_Instruction:_ Everything from the line that contains "Output the text content of this document." through the final line of the records below should be quoted exactly, except the pictures.
** START OF Listing **
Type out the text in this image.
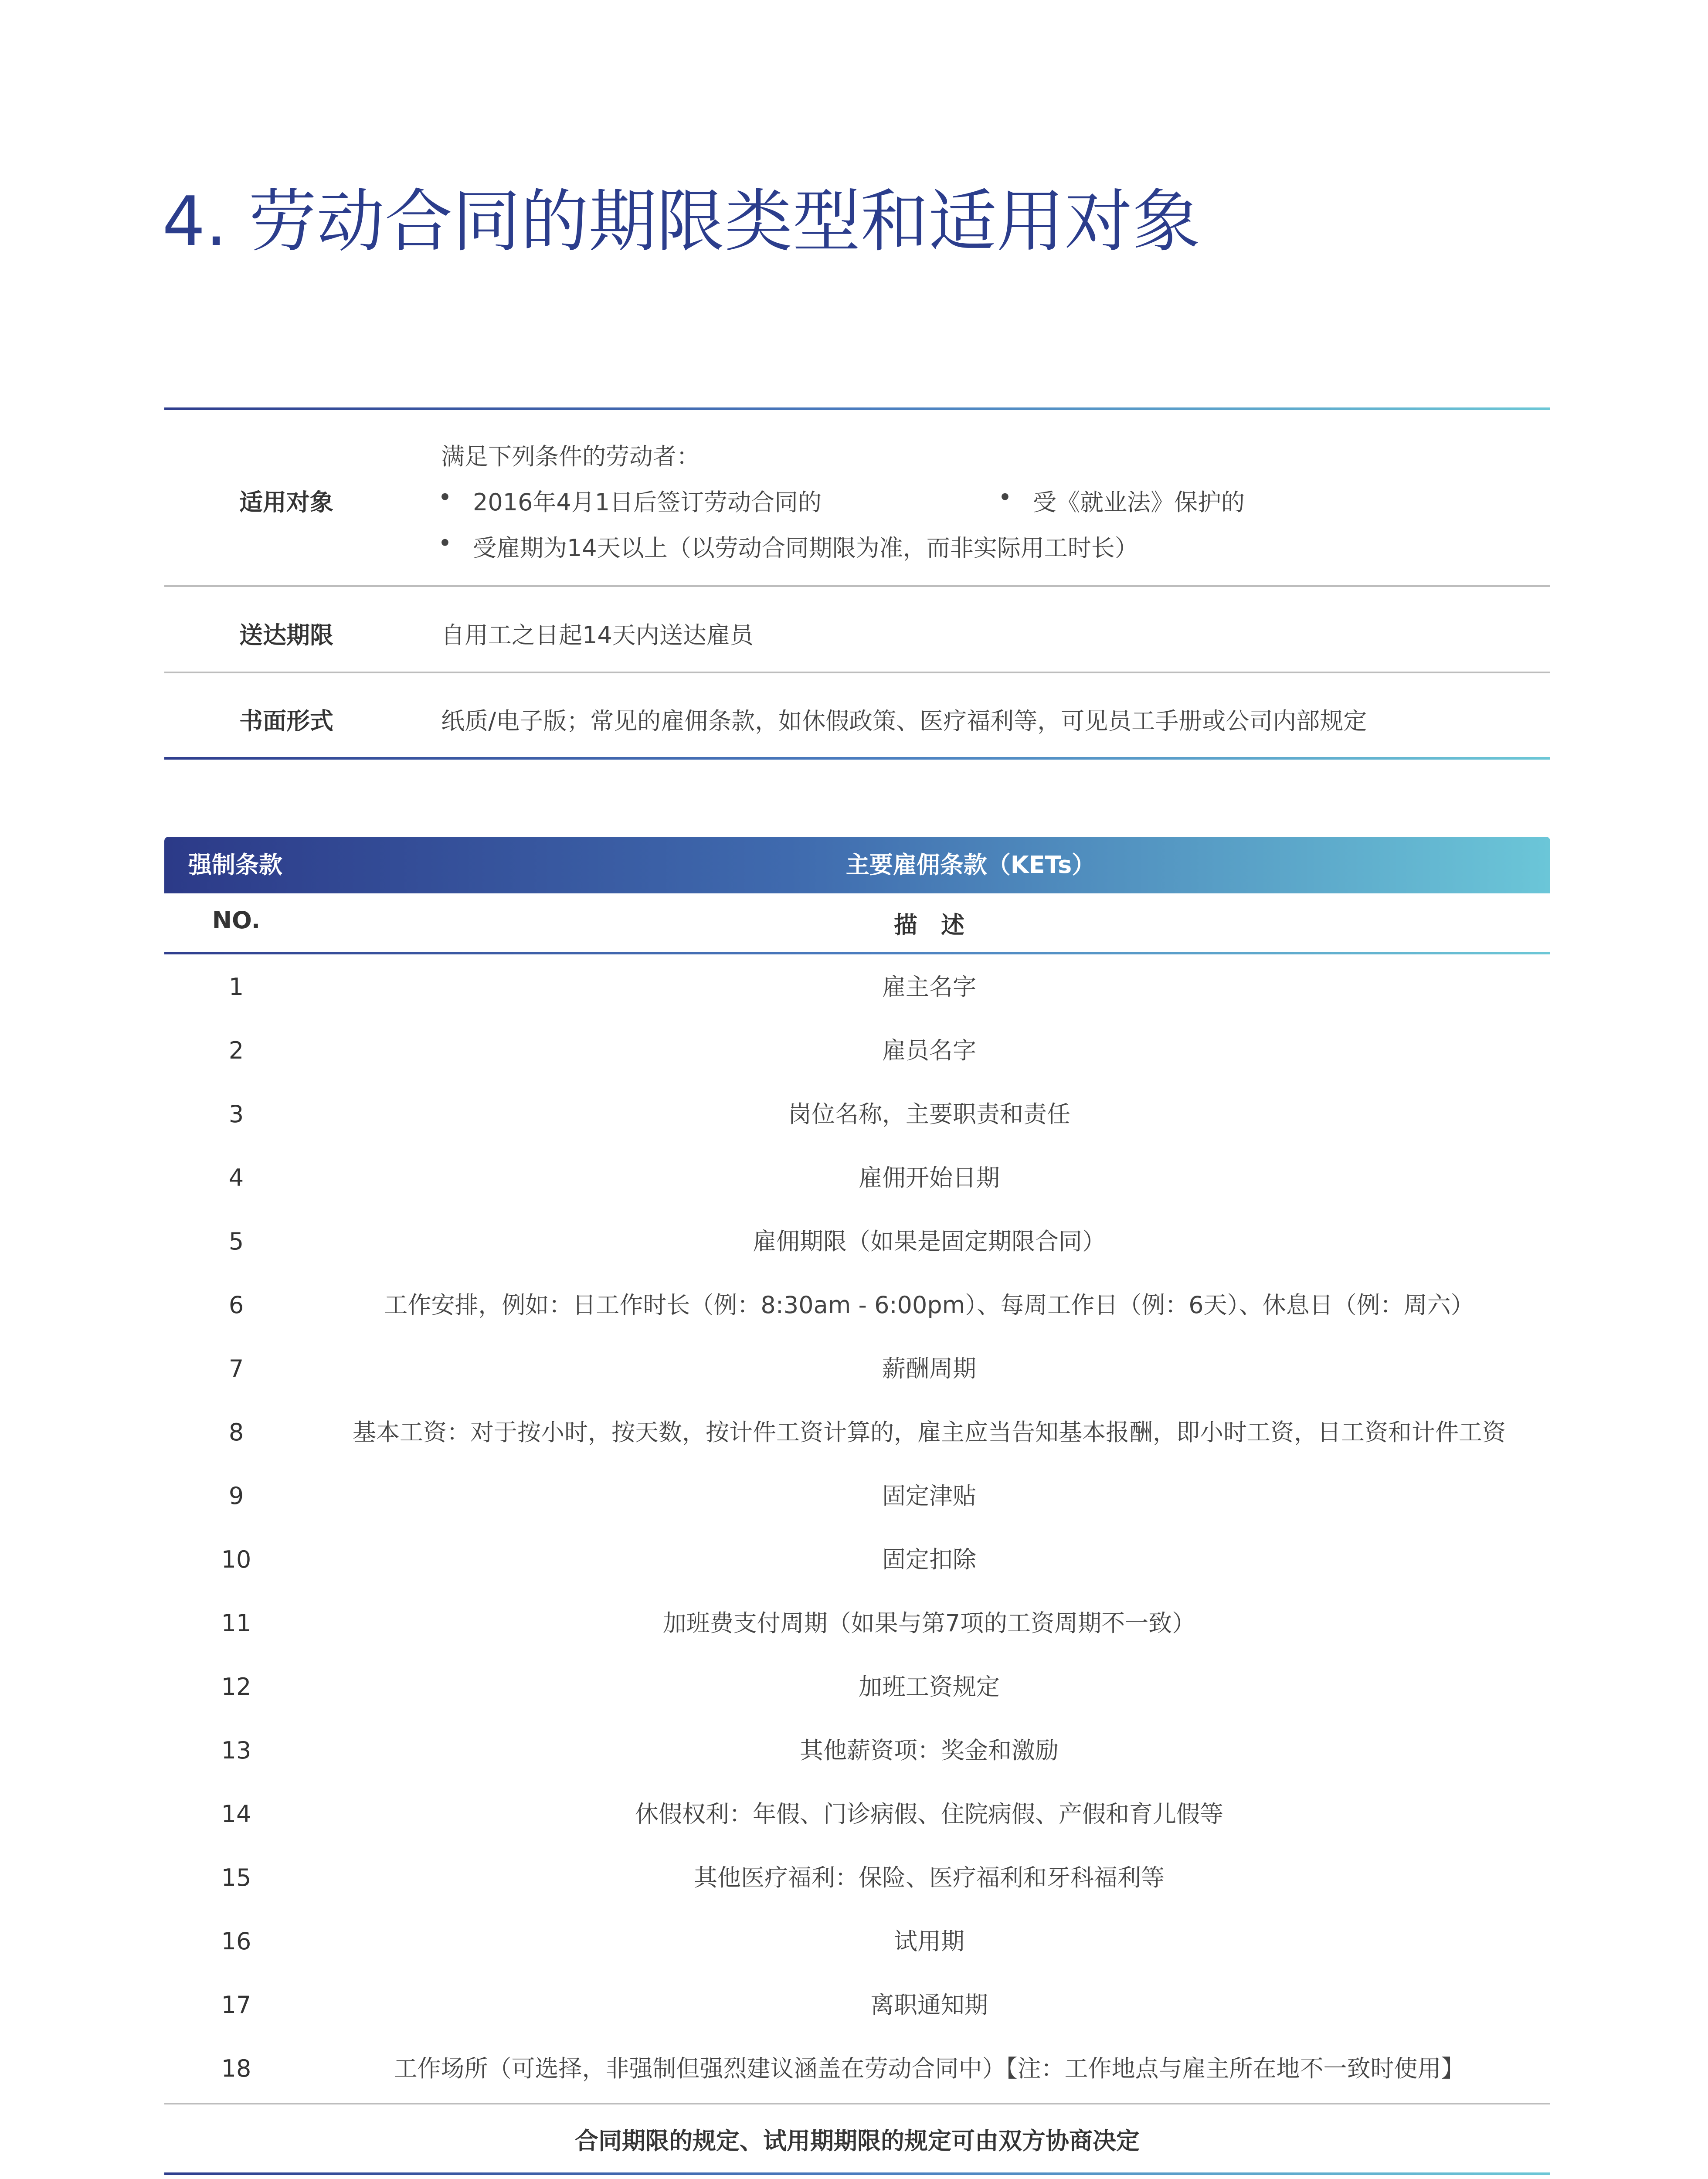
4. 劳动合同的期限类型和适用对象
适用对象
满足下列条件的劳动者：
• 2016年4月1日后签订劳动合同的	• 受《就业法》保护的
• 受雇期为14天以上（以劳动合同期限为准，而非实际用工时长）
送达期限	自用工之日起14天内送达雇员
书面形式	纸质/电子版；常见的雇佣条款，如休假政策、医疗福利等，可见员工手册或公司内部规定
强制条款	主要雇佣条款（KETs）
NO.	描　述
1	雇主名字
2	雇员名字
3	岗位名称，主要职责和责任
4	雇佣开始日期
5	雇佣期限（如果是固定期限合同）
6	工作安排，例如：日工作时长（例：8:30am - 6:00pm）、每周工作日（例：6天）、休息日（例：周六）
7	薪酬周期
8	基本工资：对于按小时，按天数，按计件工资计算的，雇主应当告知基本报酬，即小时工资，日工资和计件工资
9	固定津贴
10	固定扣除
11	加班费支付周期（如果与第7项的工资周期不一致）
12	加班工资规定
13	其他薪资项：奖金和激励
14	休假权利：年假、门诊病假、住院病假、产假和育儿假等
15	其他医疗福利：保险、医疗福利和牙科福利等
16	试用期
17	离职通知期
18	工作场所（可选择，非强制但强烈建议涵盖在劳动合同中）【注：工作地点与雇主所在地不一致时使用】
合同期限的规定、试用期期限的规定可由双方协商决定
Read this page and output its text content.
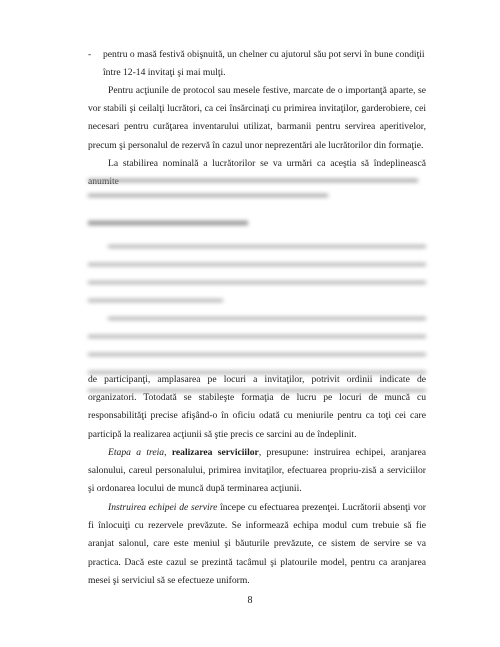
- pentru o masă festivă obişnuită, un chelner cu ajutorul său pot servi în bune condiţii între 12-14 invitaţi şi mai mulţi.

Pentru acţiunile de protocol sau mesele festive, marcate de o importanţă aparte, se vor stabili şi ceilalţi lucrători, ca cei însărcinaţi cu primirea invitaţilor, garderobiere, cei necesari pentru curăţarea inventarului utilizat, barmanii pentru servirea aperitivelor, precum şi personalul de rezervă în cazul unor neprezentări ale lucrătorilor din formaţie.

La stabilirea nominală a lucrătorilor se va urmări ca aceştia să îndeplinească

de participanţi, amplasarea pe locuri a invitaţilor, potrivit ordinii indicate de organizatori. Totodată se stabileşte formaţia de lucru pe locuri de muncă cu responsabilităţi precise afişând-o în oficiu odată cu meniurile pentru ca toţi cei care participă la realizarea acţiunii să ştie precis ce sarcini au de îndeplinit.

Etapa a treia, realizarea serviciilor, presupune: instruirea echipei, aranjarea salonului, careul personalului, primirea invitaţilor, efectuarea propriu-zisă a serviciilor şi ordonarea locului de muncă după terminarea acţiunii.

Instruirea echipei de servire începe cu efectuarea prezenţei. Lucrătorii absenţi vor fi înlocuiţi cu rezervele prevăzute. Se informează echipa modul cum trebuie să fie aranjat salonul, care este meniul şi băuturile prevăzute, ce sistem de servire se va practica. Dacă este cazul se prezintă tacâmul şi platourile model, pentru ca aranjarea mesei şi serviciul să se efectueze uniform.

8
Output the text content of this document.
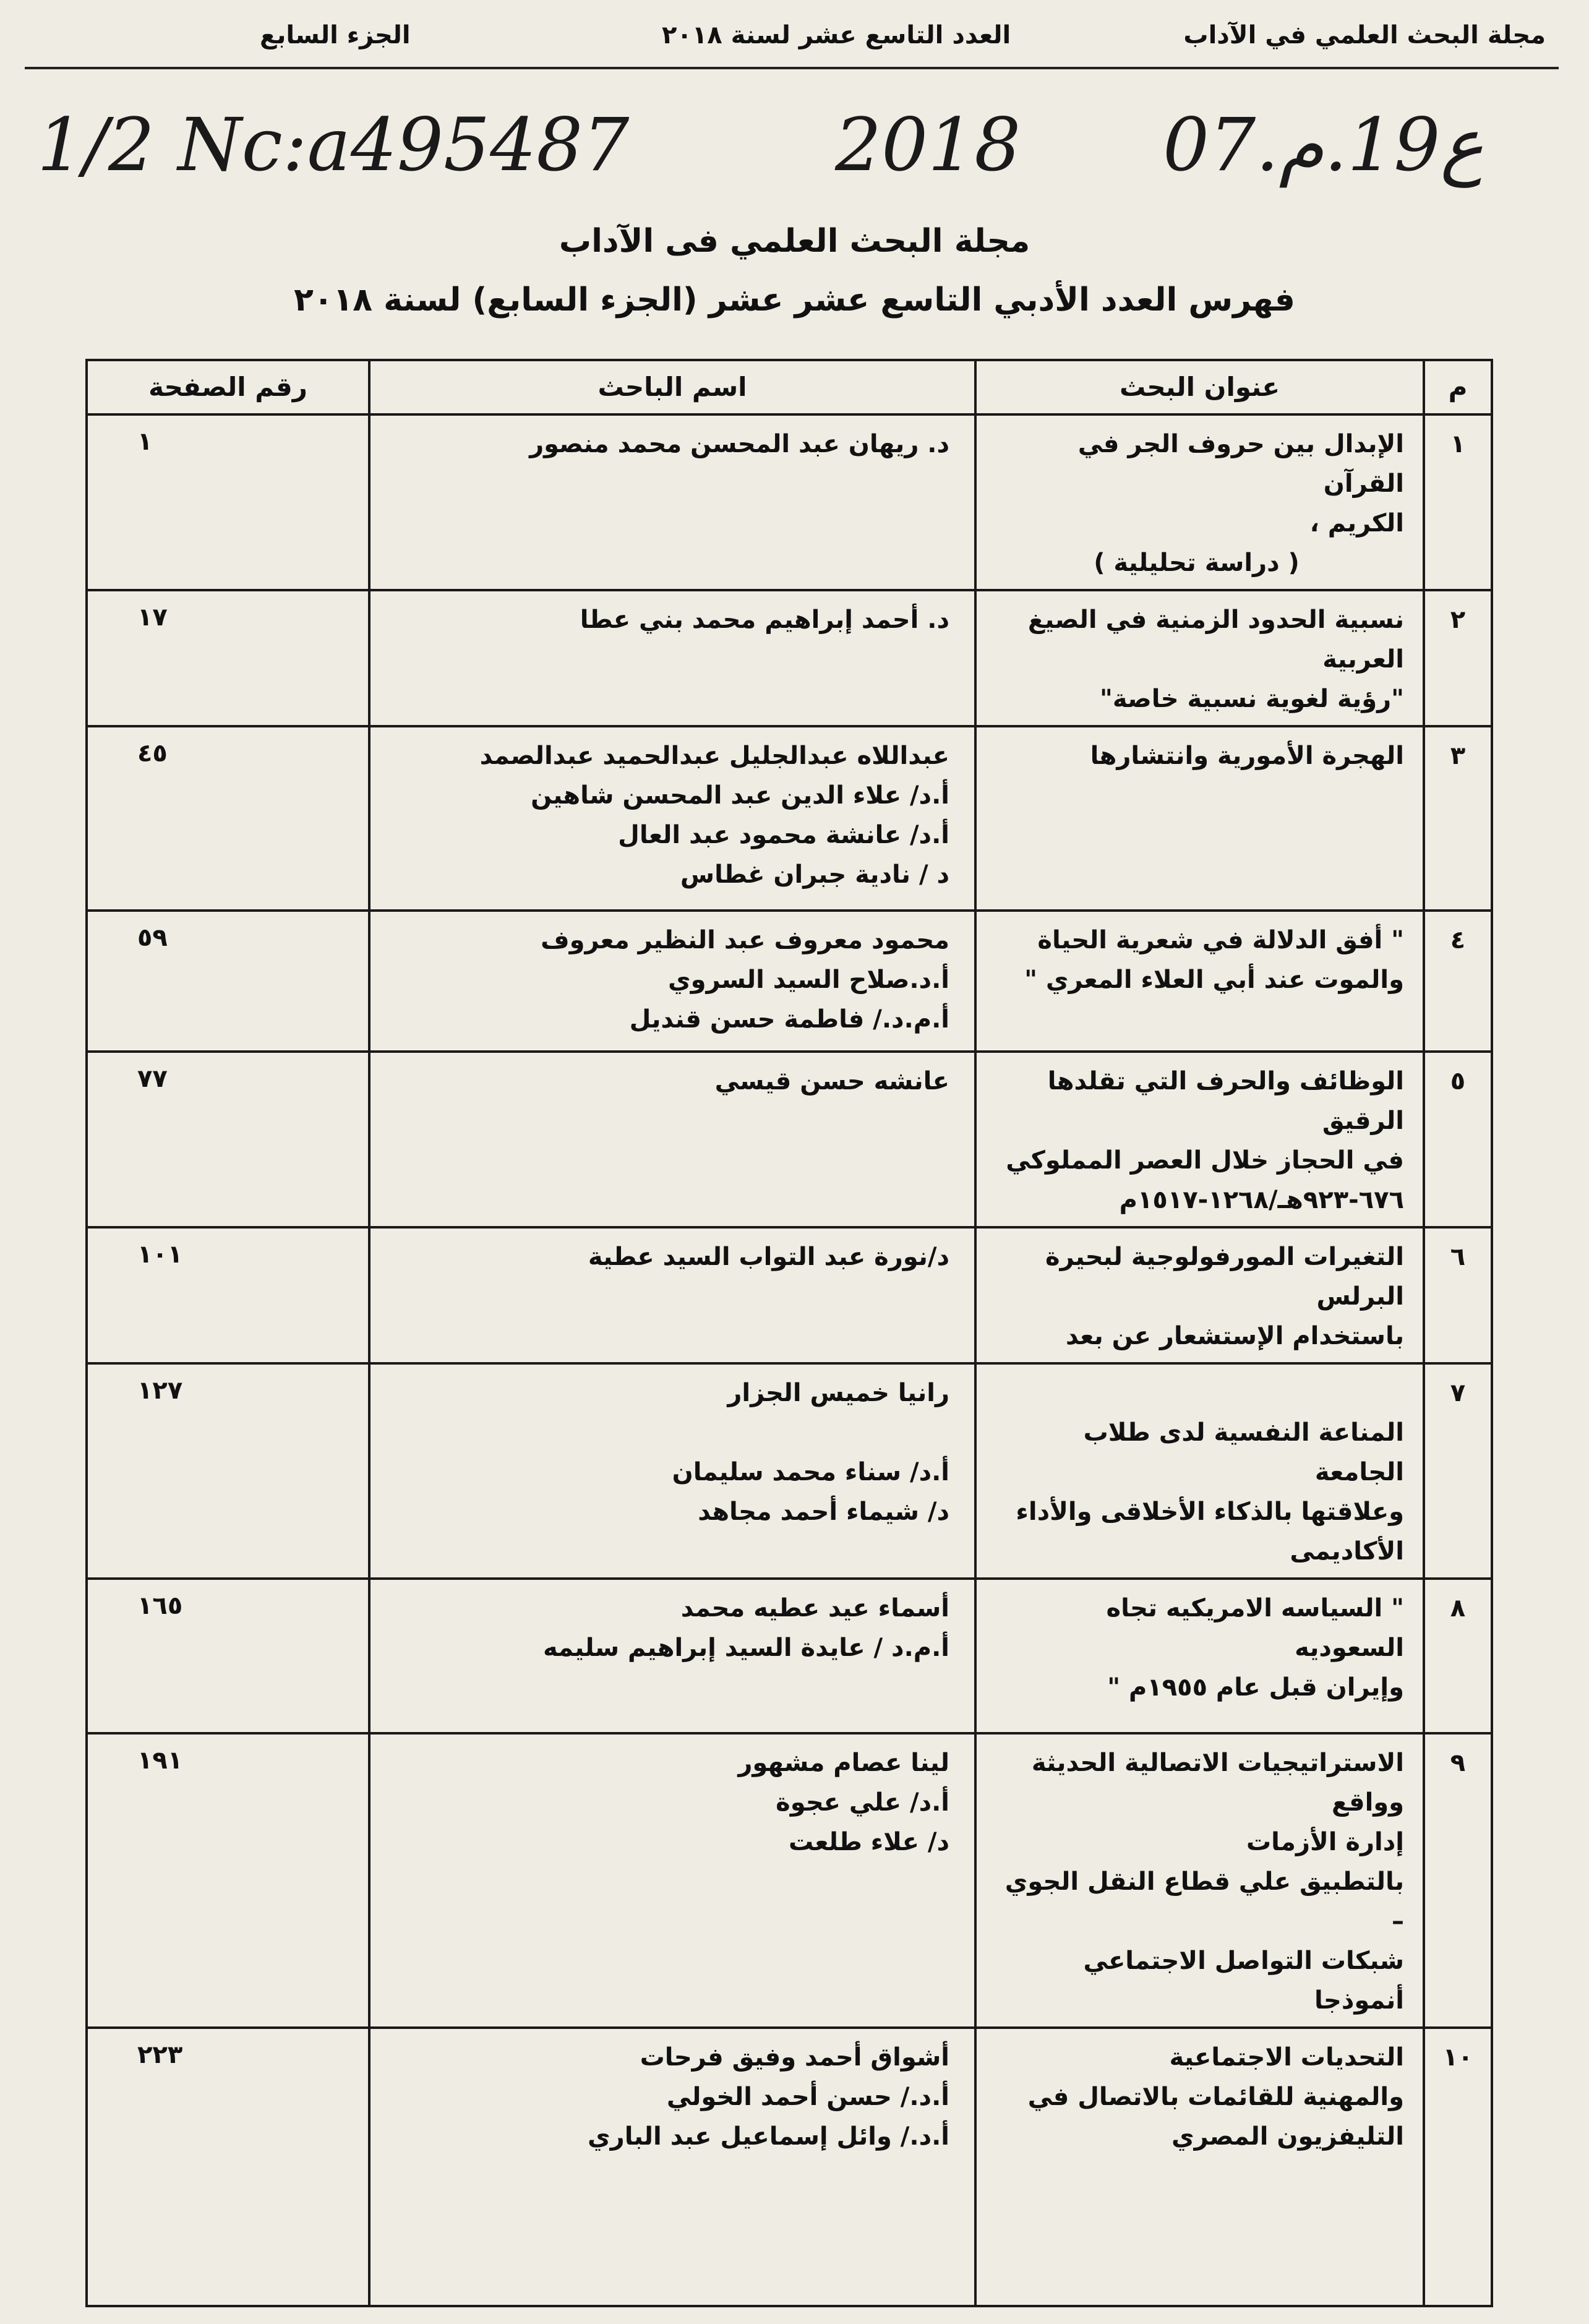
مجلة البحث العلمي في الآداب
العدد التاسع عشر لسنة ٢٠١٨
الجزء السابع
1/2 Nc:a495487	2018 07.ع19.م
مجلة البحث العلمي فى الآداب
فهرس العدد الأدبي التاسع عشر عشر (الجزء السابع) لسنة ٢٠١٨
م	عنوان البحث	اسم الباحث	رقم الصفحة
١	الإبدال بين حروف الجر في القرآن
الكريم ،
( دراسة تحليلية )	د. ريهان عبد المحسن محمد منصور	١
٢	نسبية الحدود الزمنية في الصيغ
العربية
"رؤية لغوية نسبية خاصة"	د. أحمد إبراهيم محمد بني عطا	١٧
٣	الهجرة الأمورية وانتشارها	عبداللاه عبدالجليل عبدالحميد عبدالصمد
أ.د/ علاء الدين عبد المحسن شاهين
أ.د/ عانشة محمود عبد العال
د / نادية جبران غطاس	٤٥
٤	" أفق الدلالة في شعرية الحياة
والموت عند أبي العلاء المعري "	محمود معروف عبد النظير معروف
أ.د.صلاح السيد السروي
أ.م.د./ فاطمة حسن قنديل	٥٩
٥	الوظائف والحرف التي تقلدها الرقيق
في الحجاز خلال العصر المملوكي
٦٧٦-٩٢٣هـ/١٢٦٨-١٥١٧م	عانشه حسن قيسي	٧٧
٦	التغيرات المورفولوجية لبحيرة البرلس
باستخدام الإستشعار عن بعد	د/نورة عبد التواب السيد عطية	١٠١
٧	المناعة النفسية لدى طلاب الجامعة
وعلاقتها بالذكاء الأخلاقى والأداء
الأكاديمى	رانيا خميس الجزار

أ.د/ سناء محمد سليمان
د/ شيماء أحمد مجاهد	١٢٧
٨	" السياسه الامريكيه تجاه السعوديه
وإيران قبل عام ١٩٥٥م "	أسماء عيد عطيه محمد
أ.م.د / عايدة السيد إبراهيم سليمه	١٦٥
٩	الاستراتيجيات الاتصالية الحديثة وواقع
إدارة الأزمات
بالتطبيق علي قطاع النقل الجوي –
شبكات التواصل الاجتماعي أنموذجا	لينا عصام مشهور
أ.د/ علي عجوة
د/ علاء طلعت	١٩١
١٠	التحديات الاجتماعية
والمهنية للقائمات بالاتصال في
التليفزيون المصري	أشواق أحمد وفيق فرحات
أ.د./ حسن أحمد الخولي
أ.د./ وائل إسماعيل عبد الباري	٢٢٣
** END OF Listing **
_Correct result:_
Output the text content of this document.
مجلة البحث العلمي في الآداب
العدد التاسع عشر لسنة ٢٠١٨
الجزء السابع
1/2 Nc:a495487	2018 07.ع19.م
مجلة البحث العلمي فى الآداب
فهرس العدد الأدبي التاسع عشر عشر (الجزء السابع) لسنة ٢٠١٨
م	عنوان البحث	اسم الباحث	رقم الصفحة
١	الإبدال بين حروف الجر في القرآن
الكريم ،
( دراسة تحليلية )	د. ريهان عبد المحسن محمد منصور	١
٢	نسبية الحدود الزمنية في الصيغ
العربية
"رؤية لغوية نسبية خاصة"	د. أحمد إبراهيم محمد بني عطا	١٧
٣	الهجرة الأمورية وانتشارها	عبداللاه عبدالجليل عبدالحميد عبدالصمد
أ.د/ علاء الدين عبد المحسن شاهين
أ.د/ عانشة محمود عبد العال
د / نادية جبران غطاس	٤٥
٤	" أفق الدلالة في شعرية الحياة
والموت عند أبي العلاء المعري "	محمود معروف عبد النظير معروف
أ.د.صلاح السيد السروي
أ.م.د./ فاطمة حسن قنديل	٥٩
٥	الوظائف والحرف التي تقلدها الرقيق
في الحجاز خلال العصر المملوكي
٦٧٦-٩٢٣هـ/١٢٦٨-١٥١٧م	عانشه حسن قيسي	٧٧
٦	التغيرات المورفولوجية لبحيرة البرلس
باستخدام الإستشعار عن بعد	د/نورة عبد التواب السيد عطية	١٠١
٧	المناعة النفسية لدى طلاب الجامعة
وعلاقتها بالذكاء الأخلاقى والأداء
الأكاديمى	رانيا خميس الجزار

أ.د/ سناء محمد سليمان
د/ شيماء أحمد مجاهد	١٢٧
٨	" السياسه الامريكيه تجاه السعوديه
وإيران قبل عام ١٩٥٥م "	أسماء عيد عطيه محمد
أ.م.د / عايدة السيد إبراهيم سليمه	١٦٥
٩	الاستراتيجيات الاتصالية الحديثة وواقع
إدارة الأزمات
بالتطبيق علي قطاع النقل الجوي –
شبكات التواصل الاجتماعي أنموذجا	لينا عصام مشهور
أ.د/ علي عجوة
د/ علاء طلعت	١٩١
١٠	التحديات الاجتماعية
والمهنية للقائمات بالاتصال في
التليفزيون المصري	أشواق أحمد وفيق فرحات
أ.د./ حسن أحمد الخولي
أ.د./ وائل إسماعيل عبد الباري	٢٢٣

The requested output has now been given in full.